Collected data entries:
§ §

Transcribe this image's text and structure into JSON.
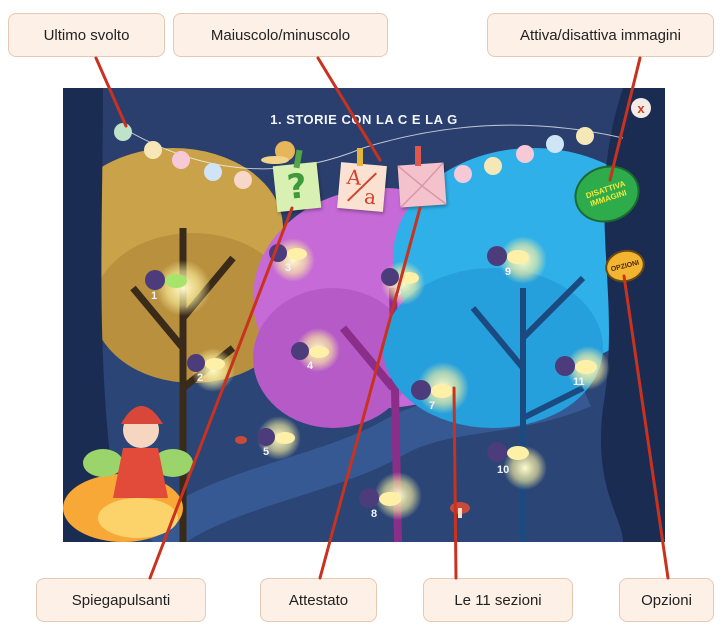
{
  "callouts": {
    "last_done": "Ultimo svolto",
    "case_toggle": "Maiuscolo/minuscolo",
    "images_toggle": "Attiva/disattiva immagini",
    "button_help": "Spiegapulsanti",
    "certificate": "Attestato",
    "sections": "Le 11 sezioni",
    "options": "Opzioni"
  },
  "game": {
    "title": "1. STORIE CON LA C E LA G",
    "help_symbol": "?",
    "case_symbol_upper": "A",
    "case_symbol_lower": "a",
    "images_button_line1": "DISATTIVA",
    "images_button_line2": "IMMAGINI",
    "options_button_label": "OPZIONI",
    "close_symbol": "x",
    "sections": [
      "1",
      "2",
      "3",
      "4",
      "5",
      "6",
      "7",
      "8",
      "9",
      "10",
      "11"
    ]
  },
  "colors": {
    "arrow": "#c8321e",
    "sky": "#2b3f6e",
    "tree_brown": "#c9a24a",
    "tree_purple": "#c56ad6",
    "tree_blue": "#2fb0e8"
  }
}
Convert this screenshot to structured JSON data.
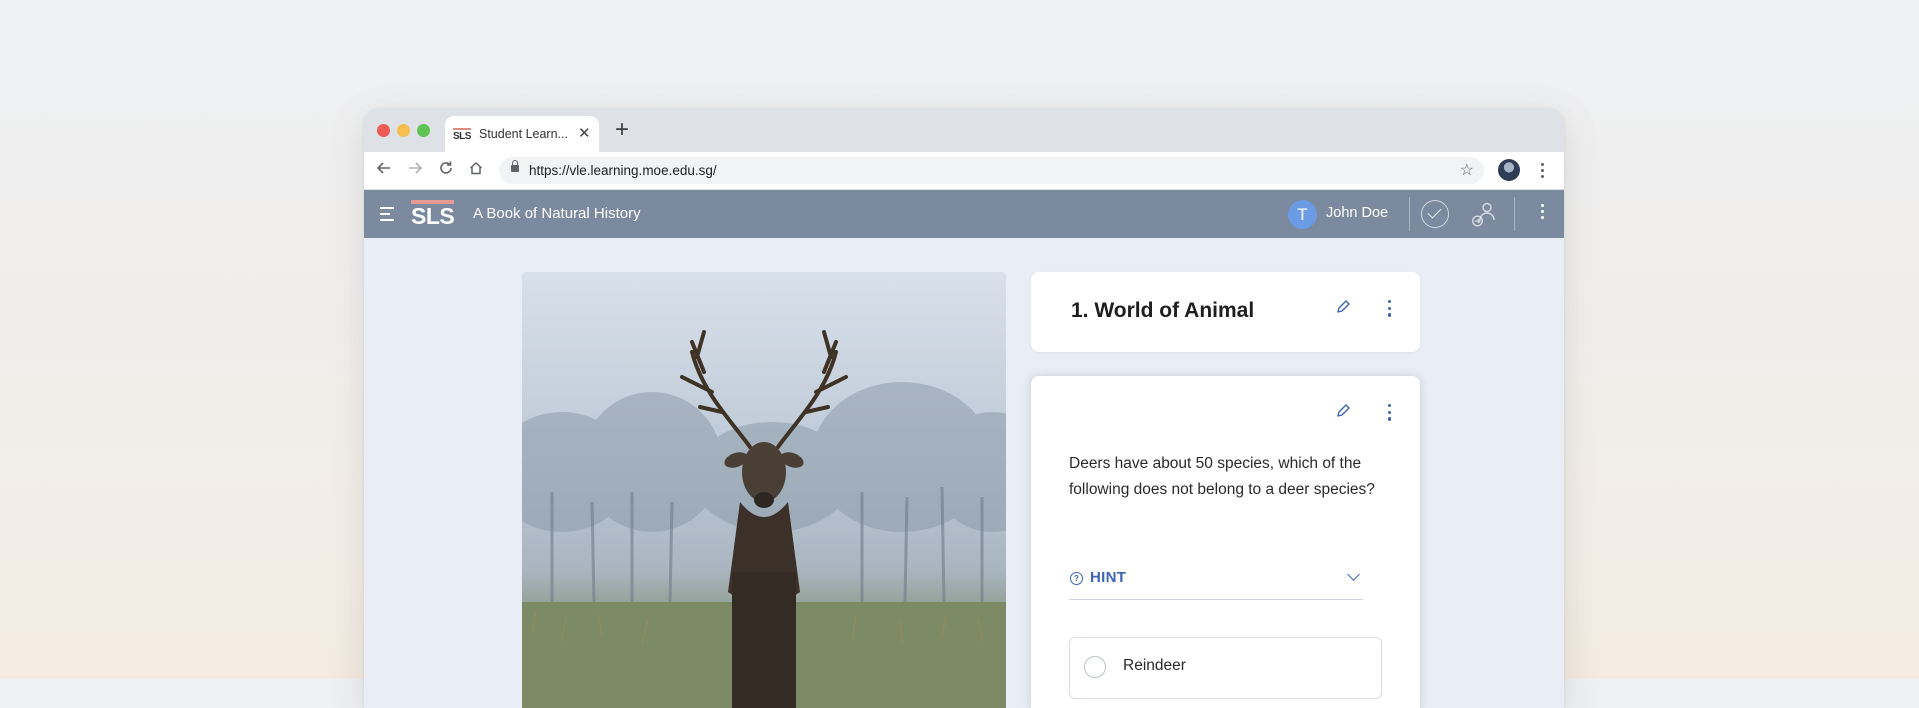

§ §

**Given instruction**. Replicate the material above verbatim; images stay out of the copy.

**Answer to the problem**.
Transcribe this image's text and structure into JSON.
{
  "callouts": {
    "last_done": "Ultimo svolto",
    "case_toggle": "Maiuscolo/minuscolo",
    "images_toggle": "Attiva/disattiva immagini",
    "button_help": "Spiegapulsanti",
    "certificate": "Attestato",
    "sections": "Le 11 sezioni",
    "options": "Opzioni"
  },
  "game": {
    "title": "1. STORIE CON LA C E LA G",
    "help_symbol": "?",
    "case_symbol_upper": "A",
    "case_symbol_lower": "a",
    "images_button_line1": "DISATTIVA",
    "images_button_line2": "IMMAGINI",
    "options_button_label": "OPZIONI",
    "close_symbol": "x",
    "sections": [
      "1",
      "2",
      "3",
      "4",
      "5",
      "6",
      "7",
      "8",
      "9",
      "10",
      "11"
    ]
  },
  "colors": {
    "arrow": "#c8321e",
    "sky": "#2b3f6e",
    "tree_brown": "#c9a24a",
    "tree_purple": "#c56ad6",
    "tree_blue": "#2fb0e8"
  }
}
Convert this screenshot to structured JSON data.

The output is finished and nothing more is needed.